Can you transcribe the data exactly? Leave the pictures out.
--- start of Exercise data ---
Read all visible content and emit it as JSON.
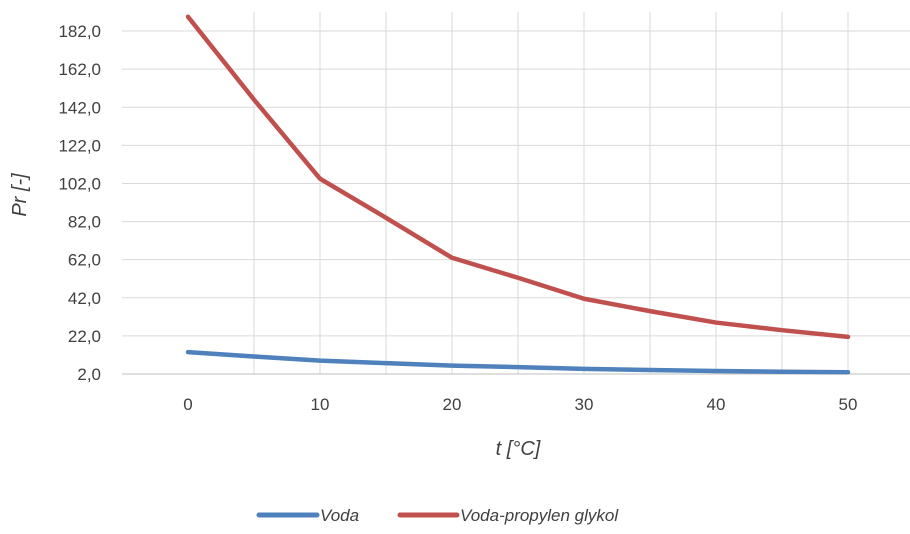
{
  "chart_data": {
    "type": "line",
    "xlabel": "t [°C]",
    "ylabel": "Pr [-]",
    "x": [
      0,
      5,
      10,
      15,
      20,
      25,
      30,
      35,
      40,
      45,
      50
    ],
    "x_ticks": [
      "0",
      "10",
      "20",
      "30",
      "40",
      "50"
    ],
    "y_ticks": [
      "2,0",
      "22,0",
      "42,0",
      "62,0",
      "82,0",
      "102,0",
      "122,0",
      "142,0",
      "162,0",
      "182,0"
    ],
    "xlim": [
      -5,
      55
    ],
    "ylim": [
      2,
      192
    ],
    "grid": true,
    "legend_position": "bottom",
    "series": [
      {
        "name": "Voda",
        "color": "#4f81bd",
        "values": [
          13.5,
          11.2,
          9.0,
          7.7,
          6.4,
          5.6,
          4.7,
          4.1,
          3.6,
          3.2,
          2.9
        ]
      },
      {
        "name": "Voda-propylen glykol",
        "color": "#c0504d",
        "values": [
          189.5,
          146.0,
          104.5,
          84.0,
          63.0,
          52.5,
          41.5,
          35.0,
          29.0,
          25.0,
          21.5
        ]
      }
    ]
  }
}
--- end of Exercise data ---
Problem solution
Read all visible content and emit it as JSON.
{
  "chart_data": {
    "type": "line",
    "xlabel": "t [°C]",
    "ylabel": "Pr [-]",
    "x": [
      0,
      5,
      10,
      15,
      20,
      25,
      30,
      35,
      40,
      45,
      50
    ],
    "x_ticks": [
      "0",
      "10",
      "20",
      "30",
      "40",
      "50"
    ],
    "y_ticks": [
      "2,0",
      "22,0",
      "42,0",
      "62,0",
      "82,0",
      "102,0",
      "122,0",
      "142,0",
      "162,0",
      "182,0"
    ],
    "xlim": [
      -5,
      55
    ],
    "ylim": [
      2,
      192
    ],
    "grid": true,
    "legend_position": "bottom",
    "series": [
      {
        "name": "Voda",
        "color": "#4f81bd",
        "values": [
          13.5,
          11.2,
          9.0,
          7.7,
          6.4,
          5.6,
          4.7,
          4.1,
          3.6,
          3.2,
          2.9
        ]
      },
      {
        "name": "Voda-propylen glykol",
        "color": "#c0504d",
        "values": [
          189.5,
          146.0,
          104.5,
          84.0,
          63.0,
          52.5,
          41.5,
          35.0,
          29.0,
          25.0,
          21.5
        ]
      }
    ]
  }
}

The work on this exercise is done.